### [The task]
Copy out all lines with the word "USCRN" in them.
-- start of Given entries --
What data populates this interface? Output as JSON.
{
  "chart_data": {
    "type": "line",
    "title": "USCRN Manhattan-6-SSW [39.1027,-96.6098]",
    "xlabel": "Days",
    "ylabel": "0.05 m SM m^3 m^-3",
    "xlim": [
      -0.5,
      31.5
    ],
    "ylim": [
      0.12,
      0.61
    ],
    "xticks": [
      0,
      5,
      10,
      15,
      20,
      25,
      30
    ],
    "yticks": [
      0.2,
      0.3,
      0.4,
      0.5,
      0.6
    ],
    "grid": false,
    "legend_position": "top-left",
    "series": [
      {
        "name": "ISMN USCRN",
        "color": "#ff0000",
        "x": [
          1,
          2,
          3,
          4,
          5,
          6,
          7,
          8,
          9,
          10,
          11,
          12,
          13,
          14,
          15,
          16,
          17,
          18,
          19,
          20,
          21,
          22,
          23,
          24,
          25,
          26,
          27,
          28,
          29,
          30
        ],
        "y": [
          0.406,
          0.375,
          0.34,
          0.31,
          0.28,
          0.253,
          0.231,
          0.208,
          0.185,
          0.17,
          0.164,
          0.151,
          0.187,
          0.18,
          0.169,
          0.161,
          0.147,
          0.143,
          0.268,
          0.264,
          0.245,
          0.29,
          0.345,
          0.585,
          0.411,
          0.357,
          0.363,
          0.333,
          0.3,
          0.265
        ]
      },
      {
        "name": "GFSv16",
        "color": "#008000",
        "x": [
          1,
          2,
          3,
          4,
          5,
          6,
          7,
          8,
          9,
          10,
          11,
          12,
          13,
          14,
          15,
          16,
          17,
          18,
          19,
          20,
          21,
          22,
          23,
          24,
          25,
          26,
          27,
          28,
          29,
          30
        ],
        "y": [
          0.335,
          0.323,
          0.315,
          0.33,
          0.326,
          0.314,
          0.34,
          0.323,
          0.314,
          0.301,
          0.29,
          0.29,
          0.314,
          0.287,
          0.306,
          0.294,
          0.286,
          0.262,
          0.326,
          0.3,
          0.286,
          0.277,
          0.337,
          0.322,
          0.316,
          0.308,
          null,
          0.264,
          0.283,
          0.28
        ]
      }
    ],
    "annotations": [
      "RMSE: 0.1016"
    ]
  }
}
-- end of Given entries --
### [Solution for this exercise]
    "title": "USCRN Manhattan-6-SSW [39.1027,-96.6098]",
        "name": "ISMN USCRN",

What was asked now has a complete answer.